▶ [WHAT YOU NEED TO DO] Please count the lines in the data below that hold "concentrations" and answer with the number by itself.

▶ [AVAILABLE DATA]
+ + + + + + +
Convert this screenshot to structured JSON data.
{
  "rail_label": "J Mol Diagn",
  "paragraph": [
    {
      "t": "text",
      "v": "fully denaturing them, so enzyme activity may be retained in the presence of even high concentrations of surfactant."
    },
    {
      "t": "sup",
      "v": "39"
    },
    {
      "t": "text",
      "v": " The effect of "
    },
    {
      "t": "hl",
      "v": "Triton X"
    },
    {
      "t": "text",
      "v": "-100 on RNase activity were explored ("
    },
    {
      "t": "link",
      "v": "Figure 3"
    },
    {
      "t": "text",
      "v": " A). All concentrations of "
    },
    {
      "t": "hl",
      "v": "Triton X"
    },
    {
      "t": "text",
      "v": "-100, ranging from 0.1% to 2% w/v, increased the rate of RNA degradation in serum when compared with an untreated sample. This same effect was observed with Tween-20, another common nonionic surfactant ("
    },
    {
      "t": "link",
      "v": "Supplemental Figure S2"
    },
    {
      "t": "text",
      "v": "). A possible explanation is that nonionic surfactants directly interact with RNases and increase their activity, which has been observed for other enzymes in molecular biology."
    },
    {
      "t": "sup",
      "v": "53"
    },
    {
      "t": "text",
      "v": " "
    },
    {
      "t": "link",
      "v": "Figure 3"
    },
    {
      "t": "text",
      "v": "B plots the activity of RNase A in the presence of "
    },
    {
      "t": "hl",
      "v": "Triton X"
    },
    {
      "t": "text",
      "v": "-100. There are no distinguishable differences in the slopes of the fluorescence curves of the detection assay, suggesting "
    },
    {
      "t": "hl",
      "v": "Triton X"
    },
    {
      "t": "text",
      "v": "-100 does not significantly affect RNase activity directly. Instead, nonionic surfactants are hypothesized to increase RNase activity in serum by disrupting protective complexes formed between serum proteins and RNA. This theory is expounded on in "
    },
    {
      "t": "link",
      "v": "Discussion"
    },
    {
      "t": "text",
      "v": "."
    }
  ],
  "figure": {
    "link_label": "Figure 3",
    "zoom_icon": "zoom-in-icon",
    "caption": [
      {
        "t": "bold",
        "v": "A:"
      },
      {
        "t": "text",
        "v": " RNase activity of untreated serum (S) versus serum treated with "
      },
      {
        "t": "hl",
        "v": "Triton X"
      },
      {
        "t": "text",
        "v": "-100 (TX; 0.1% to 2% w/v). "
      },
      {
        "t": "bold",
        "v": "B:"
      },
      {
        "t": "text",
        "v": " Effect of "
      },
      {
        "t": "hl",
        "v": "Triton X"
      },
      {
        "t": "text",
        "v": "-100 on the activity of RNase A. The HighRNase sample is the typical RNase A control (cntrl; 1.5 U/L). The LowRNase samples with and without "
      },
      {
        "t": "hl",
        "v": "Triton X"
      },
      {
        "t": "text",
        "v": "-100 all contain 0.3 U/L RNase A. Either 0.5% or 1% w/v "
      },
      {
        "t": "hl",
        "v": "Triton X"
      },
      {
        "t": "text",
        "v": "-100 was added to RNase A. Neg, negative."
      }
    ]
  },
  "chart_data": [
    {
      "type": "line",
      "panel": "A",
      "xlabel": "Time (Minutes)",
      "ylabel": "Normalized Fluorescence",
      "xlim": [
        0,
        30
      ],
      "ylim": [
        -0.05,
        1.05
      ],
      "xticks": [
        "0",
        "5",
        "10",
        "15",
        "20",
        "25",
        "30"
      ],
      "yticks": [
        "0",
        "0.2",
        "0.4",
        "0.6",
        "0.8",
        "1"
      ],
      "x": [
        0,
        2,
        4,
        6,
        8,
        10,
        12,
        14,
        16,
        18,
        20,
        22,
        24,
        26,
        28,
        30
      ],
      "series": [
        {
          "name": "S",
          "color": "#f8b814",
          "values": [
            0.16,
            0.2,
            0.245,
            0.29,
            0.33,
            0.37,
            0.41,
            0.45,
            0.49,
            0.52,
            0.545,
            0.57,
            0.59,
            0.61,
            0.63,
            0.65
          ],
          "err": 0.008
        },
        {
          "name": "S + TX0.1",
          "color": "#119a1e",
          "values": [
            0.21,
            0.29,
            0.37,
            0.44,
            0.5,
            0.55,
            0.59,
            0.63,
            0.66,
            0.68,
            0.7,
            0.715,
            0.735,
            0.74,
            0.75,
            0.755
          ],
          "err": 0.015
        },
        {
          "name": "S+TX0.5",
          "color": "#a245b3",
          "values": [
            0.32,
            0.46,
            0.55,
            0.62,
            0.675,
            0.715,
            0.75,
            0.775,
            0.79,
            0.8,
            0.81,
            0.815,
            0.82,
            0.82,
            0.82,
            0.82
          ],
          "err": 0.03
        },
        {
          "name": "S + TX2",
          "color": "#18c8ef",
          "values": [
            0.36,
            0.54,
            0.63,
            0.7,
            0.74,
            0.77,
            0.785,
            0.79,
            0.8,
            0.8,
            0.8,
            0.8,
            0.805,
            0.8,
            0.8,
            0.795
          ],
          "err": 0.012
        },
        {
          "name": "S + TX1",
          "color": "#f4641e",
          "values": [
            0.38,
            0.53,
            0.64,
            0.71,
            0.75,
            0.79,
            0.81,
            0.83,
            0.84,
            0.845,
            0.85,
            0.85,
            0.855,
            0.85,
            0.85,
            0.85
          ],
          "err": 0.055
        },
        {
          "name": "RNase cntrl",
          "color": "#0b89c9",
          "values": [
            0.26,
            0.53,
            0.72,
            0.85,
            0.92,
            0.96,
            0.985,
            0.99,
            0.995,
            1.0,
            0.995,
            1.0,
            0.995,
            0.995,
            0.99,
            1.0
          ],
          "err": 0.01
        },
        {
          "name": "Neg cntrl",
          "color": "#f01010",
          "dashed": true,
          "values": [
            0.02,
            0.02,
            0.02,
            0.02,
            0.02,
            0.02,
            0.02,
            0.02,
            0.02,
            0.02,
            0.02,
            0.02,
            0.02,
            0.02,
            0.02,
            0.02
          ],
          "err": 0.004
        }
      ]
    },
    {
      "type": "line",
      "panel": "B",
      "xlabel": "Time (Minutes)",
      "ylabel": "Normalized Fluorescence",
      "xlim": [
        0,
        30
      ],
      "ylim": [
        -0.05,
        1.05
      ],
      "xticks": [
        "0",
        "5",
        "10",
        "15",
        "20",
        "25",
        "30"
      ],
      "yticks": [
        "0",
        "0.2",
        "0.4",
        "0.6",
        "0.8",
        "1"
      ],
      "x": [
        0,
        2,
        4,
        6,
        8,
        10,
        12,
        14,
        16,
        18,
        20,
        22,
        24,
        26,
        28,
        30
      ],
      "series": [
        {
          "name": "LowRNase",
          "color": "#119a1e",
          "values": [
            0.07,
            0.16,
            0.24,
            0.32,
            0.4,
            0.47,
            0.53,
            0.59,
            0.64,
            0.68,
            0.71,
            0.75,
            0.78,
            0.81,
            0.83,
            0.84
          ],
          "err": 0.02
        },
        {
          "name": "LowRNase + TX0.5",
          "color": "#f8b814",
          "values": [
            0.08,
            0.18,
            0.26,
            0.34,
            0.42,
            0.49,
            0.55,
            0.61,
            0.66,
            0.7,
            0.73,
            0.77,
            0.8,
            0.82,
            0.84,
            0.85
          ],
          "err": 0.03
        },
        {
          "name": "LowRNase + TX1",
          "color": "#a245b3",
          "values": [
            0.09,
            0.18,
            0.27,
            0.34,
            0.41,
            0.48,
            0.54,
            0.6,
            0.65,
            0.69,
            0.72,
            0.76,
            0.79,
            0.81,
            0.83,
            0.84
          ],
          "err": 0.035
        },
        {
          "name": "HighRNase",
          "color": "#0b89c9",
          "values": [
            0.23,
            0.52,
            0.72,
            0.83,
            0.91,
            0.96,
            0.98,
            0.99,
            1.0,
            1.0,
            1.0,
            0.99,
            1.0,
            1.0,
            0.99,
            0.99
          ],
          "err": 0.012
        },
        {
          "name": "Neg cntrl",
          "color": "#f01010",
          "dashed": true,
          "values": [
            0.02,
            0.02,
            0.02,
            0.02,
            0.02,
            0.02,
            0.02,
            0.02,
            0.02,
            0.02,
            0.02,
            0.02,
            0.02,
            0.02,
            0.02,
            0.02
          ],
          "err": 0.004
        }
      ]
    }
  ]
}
+ + + + + + +
▶ [OUTPUT OF THE EXERCISE] 2